--- BEGIN ---

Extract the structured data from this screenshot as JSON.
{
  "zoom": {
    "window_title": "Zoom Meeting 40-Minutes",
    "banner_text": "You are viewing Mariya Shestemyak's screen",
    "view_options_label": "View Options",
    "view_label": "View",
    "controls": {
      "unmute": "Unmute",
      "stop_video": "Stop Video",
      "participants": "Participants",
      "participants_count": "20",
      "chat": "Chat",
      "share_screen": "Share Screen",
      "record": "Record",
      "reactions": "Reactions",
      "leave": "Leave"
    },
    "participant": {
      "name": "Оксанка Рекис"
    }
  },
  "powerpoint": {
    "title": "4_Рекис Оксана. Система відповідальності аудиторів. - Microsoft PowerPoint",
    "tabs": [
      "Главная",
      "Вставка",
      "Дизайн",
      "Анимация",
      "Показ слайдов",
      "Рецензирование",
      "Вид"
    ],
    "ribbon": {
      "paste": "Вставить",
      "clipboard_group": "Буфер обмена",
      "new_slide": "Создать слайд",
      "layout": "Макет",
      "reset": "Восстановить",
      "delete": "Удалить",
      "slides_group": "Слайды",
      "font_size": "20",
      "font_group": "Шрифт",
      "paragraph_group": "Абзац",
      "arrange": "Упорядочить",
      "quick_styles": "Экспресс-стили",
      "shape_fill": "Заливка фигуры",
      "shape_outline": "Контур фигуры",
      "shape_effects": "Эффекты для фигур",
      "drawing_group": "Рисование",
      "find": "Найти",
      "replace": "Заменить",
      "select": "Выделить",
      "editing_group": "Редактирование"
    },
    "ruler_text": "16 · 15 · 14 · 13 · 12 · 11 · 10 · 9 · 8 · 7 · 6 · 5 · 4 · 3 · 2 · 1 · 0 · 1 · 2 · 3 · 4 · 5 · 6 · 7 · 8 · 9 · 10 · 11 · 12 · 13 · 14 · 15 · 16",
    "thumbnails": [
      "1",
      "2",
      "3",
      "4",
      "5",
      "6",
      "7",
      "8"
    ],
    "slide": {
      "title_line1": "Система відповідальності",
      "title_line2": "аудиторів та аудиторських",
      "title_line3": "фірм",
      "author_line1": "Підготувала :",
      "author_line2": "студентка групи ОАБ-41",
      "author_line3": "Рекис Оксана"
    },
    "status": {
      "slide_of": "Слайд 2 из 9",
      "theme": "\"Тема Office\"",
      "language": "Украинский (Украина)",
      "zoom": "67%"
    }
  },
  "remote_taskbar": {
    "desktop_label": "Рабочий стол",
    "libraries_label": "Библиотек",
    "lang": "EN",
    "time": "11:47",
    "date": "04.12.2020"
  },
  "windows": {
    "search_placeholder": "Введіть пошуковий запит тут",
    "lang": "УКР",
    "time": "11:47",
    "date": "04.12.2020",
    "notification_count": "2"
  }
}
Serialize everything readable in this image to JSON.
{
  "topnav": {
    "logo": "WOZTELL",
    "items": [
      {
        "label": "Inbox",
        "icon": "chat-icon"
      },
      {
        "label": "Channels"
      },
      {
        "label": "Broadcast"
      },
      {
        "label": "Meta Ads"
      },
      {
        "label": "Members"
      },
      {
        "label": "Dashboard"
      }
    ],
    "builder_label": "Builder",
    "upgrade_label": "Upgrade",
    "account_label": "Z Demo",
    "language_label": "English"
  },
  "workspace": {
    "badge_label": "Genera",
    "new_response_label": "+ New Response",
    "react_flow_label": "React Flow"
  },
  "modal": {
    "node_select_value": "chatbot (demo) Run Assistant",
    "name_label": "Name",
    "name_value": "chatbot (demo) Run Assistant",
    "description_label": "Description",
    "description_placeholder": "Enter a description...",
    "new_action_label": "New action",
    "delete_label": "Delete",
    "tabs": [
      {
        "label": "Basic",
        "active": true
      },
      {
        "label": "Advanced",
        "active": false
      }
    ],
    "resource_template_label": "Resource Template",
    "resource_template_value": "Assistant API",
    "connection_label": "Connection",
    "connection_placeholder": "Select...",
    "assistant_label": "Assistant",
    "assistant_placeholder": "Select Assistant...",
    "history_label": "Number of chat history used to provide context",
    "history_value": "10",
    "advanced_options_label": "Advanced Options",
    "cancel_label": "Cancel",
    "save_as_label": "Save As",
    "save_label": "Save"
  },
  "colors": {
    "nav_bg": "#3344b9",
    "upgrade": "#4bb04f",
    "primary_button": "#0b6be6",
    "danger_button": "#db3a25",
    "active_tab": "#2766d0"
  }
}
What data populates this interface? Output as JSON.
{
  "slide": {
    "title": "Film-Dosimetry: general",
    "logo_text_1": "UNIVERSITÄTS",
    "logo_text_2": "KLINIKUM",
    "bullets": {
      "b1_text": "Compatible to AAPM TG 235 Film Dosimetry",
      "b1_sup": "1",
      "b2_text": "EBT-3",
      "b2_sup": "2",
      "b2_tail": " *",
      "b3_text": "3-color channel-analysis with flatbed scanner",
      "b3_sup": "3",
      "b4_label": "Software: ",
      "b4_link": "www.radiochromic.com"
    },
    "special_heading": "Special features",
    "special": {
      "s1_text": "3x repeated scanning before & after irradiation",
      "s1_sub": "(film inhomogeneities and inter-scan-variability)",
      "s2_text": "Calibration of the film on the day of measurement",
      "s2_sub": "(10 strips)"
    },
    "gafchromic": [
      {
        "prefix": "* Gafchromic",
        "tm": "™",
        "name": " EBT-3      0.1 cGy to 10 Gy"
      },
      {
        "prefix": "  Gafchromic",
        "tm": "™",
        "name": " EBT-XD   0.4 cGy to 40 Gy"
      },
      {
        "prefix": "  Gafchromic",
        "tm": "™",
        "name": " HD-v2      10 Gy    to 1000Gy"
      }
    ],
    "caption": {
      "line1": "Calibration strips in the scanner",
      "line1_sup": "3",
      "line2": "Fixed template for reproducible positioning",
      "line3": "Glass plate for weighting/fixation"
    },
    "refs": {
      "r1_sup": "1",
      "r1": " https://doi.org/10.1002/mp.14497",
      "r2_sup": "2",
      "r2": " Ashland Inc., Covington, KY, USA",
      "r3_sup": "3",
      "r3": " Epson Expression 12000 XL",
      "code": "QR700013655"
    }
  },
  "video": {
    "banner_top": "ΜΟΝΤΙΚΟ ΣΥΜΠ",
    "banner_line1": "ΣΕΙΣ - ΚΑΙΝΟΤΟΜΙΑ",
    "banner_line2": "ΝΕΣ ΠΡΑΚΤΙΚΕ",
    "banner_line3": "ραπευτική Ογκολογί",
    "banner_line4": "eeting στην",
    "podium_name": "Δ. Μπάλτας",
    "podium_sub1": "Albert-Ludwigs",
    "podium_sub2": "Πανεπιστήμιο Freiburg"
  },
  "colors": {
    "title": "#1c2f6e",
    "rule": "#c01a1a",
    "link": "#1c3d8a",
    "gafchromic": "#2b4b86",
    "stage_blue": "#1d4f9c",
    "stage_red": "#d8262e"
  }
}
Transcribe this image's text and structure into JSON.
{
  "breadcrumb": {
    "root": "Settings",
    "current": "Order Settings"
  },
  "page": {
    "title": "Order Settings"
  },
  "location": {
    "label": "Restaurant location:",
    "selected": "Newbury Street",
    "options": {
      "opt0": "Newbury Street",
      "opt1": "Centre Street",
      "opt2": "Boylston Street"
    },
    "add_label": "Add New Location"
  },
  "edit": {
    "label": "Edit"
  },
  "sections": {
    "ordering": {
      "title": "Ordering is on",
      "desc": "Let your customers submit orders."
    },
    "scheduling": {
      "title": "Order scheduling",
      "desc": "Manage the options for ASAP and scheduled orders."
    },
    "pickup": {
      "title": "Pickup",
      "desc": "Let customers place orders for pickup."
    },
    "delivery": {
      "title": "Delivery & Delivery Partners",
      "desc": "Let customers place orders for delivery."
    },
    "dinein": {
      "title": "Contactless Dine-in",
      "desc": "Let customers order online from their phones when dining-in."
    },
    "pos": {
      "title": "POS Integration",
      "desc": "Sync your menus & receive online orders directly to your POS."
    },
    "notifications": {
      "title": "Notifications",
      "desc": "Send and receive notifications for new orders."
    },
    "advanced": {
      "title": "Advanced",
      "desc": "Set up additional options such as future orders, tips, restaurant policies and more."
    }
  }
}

--- END ---

§ Directions
Copy and report every line where the word "аудиторів" is present.

§ Answer to this task
    "title": "4_Рекис Оксана. Система відповідальності аудиторів. - Microsoft PowerPoint",
      "title_line2": "аудиторів та аудиторських",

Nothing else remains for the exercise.